Short problem: Duplicate, without any change, the lines of the records that begin with the line containing "Text: X: X [555,73,577,100]" and end with the line containing "Where is each", including both of those lines.

--- START Given records ---

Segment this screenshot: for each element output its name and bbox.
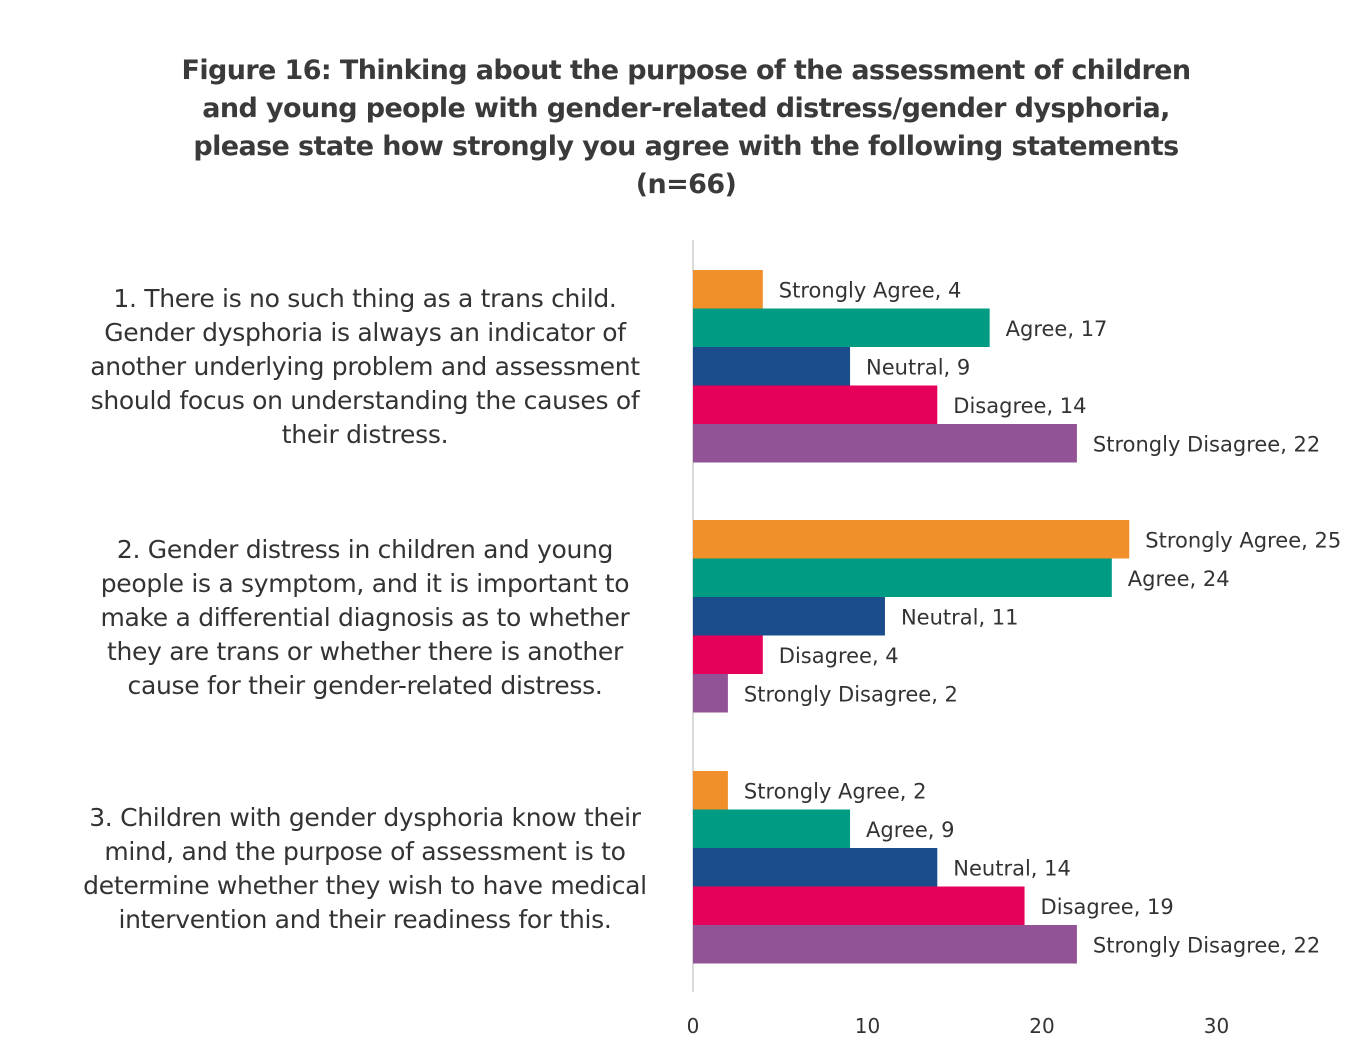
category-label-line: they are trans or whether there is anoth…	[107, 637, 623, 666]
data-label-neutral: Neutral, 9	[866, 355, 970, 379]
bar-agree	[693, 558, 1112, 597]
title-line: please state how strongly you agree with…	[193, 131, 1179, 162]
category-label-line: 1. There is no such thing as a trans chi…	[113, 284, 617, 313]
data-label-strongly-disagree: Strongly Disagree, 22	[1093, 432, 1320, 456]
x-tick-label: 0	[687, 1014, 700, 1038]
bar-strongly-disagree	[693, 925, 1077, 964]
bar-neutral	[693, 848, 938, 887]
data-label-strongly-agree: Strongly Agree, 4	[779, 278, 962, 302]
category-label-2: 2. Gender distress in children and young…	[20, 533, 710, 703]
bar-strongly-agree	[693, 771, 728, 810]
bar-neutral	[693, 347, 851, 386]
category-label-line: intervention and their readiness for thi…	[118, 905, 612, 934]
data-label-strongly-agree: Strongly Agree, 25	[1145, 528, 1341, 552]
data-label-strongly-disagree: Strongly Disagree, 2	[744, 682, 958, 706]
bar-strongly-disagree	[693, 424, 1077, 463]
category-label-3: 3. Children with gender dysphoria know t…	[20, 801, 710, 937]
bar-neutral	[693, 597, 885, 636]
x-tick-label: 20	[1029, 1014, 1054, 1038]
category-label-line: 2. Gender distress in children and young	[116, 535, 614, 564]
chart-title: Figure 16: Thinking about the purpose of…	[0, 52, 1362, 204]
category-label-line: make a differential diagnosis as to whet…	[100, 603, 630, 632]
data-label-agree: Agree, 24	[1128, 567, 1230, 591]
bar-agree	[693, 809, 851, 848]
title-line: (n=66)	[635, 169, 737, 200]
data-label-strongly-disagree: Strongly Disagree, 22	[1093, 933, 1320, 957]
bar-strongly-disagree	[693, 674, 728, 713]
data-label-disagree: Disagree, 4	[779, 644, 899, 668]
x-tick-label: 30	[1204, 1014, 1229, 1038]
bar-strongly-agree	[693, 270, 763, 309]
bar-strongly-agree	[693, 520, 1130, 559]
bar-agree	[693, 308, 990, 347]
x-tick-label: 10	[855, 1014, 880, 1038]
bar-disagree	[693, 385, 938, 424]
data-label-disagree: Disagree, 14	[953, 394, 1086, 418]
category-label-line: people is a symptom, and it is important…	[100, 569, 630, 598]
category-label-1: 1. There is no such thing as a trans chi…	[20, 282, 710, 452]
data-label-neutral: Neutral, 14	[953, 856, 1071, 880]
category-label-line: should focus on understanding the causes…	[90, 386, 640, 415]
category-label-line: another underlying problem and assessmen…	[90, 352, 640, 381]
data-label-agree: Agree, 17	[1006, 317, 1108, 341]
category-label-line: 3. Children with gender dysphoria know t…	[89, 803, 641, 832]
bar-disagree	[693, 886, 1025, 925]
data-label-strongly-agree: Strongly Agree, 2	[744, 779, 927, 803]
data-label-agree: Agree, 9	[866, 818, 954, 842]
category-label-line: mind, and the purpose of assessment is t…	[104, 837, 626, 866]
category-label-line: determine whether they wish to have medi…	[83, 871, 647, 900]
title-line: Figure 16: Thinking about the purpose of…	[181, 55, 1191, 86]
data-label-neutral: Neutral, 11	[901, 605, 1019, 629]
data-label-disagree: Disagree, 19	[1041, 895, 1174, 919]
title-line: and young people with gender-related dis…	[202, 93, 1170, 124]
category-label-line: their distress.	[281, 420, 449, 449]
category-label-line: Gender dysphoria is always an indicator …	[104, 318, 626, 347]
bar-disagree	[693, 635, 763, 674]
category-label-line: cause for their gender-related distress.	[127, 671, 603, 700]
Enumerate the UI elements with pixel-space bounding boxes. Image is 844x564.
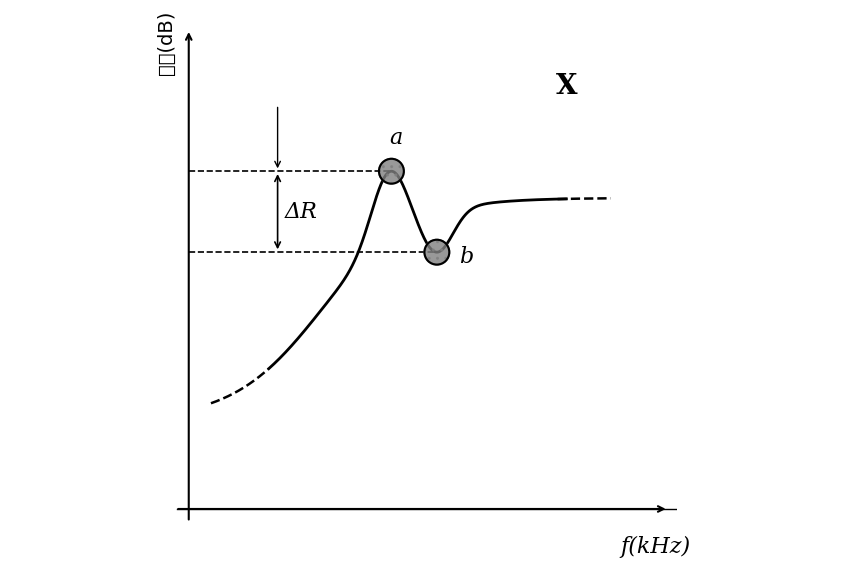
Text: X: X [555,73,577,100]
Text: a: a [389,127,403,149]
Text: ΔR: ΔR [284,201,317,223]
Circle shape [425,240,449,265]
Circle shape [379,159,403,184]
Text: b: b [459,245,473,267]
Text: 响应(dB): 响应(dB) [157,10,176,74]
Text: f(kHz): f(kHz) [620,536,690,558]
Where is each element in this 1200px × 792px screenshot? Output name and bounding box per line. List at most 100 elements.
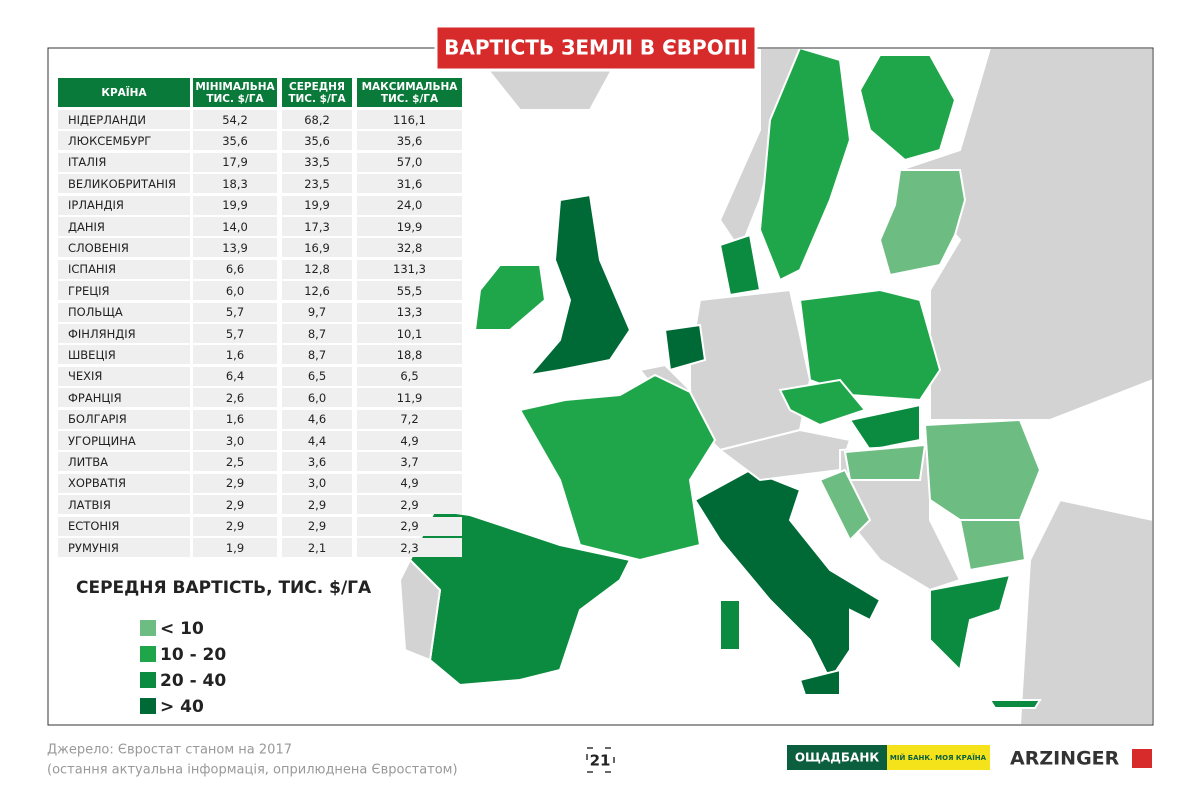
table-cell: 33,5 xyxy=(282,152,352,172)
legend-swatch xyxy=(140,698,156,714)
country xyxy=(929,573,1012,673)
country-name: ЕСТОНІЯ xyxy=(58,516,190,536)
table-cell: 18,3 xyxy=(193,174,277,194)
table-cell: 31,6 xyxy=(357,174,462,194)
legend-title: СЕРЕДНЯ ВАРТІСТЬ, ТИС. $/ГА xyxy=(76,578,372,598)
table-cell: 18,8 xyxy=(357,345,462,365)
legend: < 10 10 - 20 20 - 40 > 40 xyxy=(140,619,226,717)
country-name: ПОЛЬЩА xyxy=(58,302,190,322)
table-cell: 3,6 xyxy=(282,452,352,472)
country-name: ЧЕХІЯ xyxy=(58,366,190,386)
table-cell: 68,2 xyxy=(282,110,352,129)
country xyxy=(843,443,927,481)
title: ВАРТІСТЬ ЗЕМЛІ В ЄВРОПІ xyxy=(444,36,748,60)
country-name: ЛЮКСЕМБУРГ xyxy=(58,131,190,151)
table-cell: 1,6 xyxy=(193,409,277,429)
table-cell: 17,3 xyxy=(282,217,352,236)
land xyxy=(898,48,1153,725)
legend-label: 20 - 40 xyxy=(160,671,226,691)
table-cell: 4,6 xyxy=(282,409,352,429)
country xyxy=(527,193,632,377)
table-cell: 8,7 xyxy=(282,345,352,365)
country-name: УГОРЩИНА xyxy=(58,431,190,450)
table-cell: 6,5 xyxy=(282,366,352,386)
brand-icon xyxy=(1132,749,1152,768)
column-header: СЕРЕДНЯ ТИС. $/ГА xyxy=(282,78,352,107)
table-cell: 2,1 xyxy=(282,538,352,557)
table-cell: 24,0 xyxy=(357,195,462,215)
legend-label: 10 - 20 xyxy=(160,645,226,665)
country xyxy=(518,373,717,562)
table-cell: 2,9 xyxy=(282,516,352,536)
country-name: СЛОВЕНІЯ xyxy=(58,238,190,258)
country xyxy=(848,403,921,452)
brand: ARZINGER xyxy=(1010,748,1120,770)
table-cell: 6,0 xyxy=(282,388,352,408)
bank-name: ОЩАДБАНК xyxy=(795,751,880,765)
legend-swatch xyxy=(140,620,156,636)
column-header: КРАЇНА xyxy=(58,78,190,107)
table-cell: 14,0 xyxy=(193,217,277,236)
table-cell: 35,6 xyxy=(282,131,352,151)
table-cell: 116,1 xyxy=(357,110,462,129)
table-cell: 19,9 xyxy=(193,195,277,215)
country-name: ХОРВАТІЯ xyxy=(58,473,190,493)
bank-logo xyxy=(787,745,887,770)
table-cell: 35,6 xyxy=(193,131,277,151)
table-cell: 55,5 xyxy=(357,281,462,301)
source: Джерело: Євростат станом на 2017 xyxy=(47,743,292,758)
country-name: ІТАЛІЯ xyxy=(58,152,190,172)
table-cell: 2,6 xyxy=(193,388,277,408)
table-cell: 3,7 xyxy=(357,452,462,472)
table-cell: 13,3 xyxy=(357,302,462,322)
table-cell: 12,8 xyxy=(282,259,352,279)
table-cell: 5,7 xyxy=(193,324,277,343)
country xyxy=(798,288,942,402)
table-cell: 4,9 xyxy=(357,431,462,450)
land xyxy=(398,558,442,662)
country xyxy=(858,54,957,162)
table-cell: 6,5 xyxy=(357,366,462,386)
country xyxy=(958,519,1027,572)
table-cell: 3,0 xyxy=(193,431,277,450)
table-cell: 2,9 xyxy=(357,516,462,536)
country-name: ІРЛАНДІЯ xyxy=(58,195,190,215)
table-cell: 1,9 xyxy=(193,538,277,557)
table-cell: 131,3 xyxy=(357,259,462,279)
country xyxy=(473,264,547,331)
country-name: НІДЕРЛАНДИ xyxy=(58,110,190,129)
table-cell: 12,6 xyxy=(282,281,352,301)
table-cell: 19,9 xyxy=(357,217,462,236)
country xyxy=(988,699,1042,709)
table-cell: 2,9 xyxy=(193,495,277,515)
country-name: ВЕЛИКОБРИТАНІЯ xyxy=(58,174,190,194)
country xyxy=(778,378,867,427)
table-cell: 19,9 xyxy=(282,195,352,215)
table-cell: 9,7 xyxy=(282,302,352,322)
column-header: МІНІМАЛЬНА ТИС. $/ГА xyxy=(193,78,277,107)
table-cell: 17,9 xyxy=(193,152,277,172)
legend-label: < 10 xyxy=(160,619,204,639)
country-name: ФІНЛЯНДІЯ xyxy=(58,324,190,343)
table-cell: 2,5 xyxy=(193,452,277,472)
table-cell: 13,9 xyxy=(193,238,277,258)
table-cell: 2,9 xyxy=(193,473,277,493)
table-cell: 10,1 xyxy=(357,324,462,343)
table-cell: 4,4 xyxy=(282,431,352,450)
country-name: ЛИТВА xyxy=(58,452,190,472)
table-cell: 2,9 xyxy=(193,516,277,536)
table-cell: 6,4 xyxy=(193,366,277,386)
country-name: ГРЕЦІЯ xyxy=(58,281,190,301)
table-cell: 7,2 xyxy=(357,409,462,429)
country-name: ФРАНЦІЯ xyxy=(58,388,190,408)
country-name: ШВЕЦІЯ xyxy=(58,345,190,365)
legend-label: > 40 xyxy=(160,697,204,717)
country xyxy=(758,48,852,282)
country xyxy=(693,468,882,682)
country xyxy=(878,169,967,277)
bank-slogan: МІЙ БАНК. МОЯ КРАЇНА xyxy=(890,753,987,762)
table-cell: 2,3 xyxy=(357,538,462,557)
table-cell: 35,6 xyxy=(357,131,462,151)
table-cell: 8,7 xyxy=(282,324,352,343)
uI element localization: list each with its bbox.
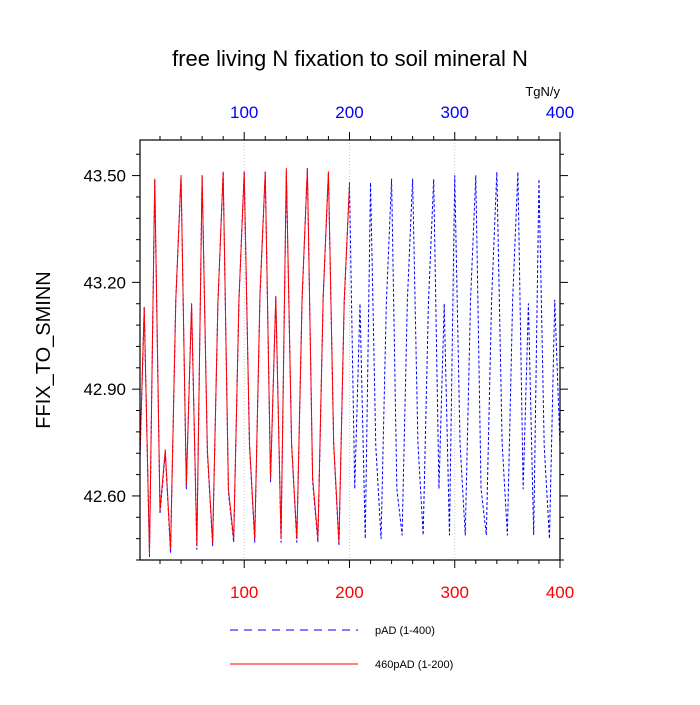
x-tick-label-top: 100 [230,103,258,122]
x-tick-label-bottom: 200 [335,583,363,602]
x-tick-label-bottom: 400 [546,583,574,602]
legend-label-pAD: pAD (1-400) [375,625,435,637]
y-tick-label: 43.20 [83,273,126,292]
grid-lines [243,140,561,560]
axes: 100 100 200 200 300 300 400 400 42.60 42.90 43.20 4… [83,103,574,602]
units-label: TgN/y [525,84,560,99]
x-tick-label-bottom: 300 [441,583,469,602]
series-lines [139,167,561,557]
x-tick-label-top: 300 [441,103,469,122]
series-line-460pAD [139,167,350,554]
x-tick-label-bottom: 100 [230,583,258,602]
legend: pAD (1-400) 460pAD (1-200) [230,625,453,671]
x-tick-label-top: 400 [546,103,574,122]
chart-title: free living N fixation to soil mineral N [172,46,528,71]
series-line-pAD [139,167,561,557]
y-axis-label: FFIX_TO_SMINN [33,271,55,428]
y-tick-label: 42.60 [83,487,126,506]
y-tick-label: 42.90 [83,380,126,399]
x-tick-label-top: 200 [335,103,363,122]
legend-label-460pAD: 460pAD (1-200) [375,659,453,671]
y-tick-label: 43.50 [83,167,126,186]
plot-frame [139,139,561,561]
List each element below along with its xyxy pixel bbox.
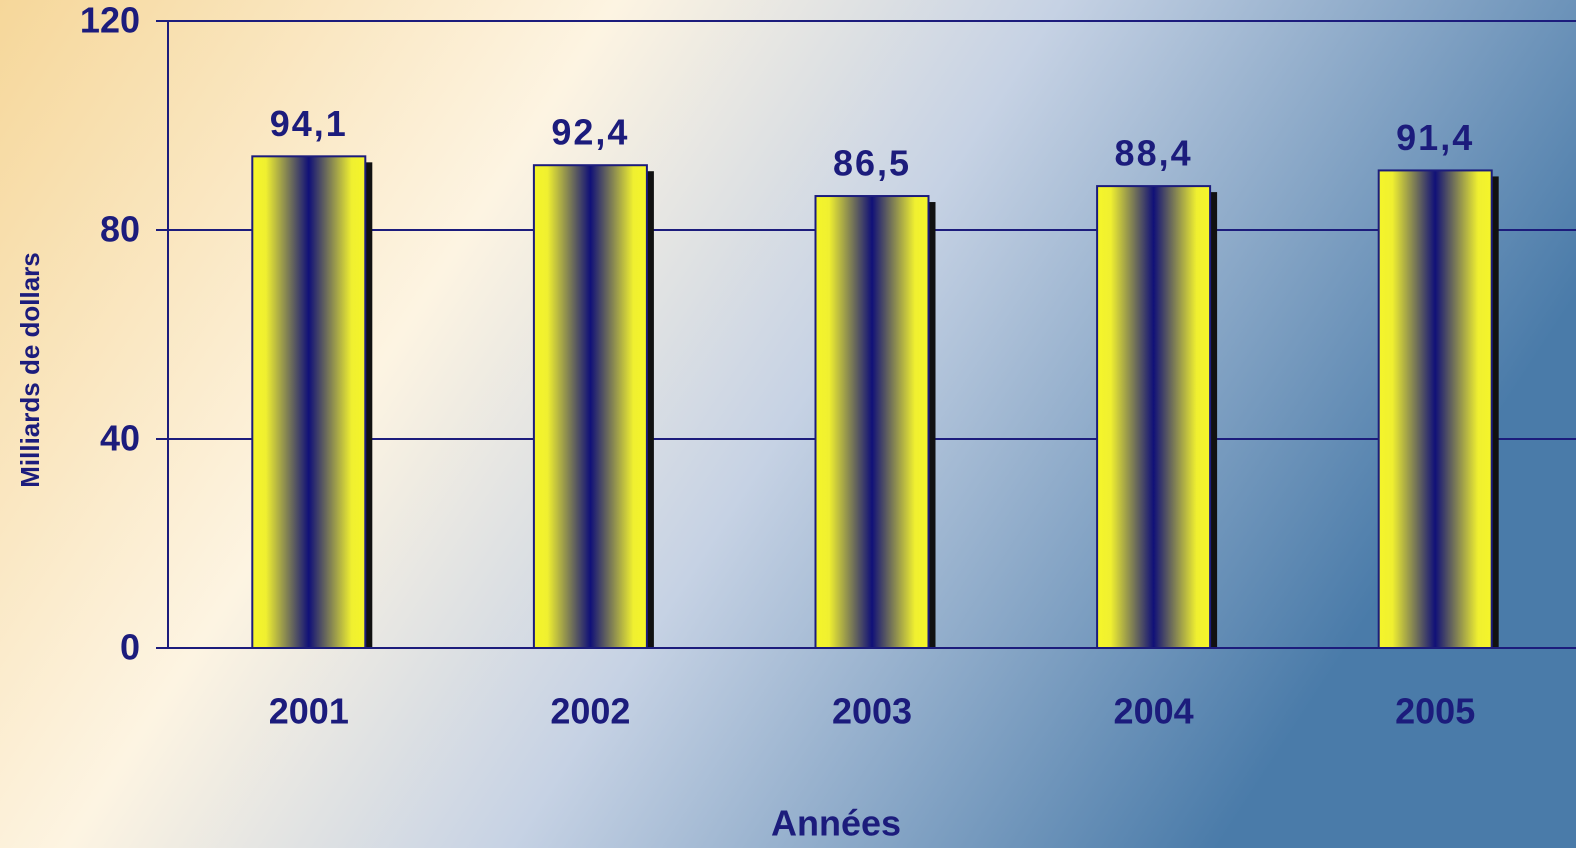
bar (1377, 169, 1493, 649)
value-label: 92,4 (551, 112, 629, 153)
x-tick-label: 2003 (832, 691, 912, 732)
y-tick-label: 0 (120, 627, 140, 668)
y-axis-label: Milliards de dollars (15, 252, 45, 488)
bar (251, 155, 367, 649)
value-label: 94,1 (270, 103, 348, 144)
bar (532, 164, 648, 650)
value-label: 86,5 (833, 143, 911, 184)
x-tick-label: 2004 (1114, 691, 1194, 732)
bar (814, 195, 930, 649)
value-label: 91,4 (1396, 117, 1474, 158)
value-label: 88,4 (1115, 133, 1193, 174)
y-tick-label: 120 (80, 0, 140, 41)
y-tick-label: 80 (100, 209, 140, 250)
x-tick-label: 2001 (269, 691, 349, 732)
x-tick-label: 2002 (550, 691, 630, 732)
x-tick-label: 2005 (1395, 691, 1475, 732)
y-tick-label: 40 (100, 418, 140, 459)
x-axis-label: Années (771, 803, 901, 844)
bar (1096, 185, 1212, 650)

--- END Given records ---

Response:
Text: X: X [555,73,577,100]
Text: a: a [389,127,403,149]
Text: ΔR: ΔR [284,201,317,223]
Circle shape [425,240,449,265]
Circle shape [379,159,403,184]
Text: b: b [459,245,473,267]
Text: 响应(dB): 响应(dB) [157,10,176,74]
Text: f(kHz): f(kHz) [620,536,690,558]
Where is each element in this 1200px × 792px screenshot? Output name and bounding box per line. List at most 100 elements.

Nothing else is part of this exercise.